> _AIM_:
Of the lines below, how many hold the string "支出决算为"? Give only the number.
## begin
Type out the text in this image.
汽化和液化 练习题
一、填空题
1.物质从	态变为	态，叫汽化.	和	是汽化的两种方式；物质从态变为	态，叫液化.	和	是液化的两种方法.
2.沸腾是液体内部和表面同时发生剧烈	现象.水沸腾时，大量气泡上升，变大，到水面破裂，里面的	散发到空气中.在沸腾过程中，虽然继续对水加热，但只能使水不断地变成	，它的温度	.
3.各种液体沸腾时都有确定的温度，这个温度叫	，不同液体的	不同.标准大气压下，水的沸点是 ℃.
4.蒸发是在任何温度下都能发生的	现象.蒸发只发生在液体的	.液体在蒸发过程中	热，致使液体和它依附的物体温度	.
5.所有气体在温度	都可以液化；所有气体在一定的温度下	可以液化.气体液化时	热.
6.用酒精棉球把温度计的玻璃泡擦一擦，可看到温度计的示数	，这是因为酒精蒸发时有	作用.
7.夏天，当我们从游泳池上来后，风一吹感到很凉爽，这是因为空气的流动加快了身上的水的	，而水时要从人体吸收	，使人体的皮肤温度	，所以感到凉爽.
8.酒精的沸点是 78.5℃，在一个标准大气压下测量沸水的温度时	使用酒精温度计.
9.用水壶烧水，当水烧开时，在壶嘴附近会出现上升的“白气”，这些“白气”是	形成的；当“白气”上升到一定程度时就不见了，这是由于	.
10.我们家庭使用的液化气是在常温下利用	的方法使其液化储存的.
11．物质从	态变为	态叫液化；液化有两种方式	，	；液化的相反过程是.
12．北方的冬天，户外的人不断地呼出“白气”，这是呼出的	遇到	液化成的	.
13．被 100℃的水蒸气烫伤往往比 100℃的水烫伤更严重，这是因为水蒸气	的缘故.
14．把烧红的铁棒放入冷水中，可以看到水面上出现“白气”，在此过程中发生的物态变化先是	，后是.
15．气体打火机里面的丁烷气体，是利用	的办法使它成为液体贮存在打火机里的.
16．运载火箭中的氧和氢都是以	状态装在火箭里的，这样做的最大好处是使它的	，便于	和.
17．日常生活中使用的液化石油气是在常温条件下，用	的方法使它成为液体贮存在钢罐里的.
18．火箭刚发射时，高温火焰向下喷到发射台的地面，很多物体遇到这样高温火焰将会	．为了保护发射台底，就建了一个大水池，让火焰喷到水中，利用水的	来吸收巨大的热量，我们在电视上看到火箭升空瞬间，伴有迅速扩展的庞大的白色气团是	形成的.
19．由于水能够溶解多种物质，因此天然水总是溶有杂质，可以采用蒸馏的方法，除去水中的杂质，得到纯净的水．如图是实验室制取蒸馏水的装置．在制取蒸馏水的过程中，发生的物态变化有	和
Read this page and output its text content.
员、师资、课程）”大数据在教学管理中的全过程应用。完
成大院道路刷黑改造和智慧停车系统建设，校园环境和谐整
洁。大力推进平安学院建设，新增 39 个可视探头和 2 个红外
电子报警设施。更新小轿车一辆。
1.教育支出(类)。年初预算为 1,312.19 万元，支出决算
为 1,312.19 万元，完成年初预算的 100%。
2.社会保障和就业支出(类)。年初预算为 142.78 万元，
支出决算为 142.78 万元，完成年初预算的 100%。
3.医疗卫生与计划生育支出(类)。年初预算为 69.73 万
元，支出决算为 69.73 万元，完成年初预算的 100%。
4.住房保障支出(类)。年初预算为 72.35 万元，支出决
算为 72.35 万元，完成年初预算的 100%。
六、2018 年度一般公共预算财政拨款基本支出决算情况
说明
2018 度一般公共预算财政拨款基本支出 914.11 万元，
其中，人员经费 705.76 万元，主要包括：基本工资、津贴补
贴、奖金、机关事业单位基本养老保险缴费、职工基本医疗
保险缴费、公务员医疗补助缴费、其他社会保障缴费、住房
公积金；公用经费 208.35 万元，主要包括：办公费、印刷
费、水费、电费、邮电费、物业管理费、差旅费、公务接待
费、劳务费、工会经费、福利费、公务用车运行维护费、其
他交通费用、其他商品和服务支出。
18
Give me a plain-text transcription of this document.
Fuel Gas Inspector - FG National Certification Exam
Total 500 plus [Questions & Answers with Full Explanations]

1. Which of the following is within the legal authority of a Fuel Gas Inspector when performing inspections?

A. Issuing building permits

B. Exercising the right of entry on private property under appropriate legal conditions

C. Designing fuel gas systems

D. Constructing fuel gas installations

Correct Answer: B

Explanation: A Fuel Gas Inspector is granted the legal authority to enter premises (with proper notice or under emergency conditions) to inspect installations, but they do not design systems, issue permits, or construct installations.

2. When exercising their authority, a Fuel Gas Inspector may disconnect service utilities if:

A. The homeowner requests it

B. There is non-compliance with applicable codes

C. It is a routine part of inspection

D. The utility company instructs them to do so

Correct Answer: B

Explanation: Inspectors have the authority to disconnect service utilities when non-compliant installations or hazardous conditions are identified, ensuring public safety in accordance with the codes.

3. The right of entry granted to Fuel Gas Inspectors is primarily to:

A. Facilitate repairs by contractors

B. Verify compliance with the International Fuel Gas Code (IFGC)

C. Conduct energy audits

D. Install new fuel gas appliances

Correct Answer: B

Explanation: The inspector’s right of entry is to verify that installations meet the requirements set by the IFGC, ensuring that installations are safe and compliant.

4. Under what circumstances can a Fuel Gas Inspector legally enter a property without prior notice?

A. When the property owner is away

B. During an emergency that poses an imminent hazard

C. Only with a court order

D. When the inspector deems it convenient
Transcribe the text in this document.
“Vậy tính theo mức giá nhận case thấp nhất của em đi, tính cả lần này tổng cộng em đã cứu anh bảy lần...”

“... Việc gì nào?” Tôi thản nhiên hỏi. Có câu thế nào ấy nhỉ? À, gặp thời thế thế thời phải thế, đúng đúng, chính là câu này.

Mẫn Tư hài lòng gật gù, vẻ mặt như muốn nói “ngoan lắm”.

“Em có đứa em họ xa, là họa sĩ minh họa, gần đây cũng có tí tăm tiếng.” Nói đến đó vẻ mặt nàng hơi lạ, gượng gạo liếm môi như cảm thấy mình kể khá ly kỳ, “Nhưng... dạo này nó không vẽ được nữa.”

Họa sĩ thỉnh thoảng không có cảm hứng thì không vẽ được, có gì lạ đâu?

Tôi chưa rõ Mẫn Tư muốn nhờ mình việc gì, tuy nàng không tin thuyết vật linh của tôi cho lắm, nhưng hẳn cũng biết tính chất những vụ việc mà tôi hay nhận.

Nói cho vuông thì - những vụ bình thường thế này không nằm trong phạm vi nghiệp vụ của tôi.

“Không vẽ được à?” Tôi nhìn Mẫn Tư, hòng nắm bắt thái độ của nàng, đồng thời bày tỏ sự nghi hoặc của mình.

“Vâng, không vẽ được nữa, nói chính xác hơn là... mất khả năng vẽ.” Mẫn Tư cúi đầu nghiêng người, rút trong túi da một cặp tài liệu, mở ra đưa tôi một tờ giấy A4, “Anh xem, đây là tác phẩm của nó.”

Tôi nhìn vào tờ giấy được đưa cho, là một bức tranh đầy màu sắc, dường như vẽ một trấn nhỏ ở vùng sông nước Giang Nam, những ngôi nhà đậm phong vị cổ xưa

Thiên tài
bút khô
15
## end
> _WRITTEN SOLUTION_:
2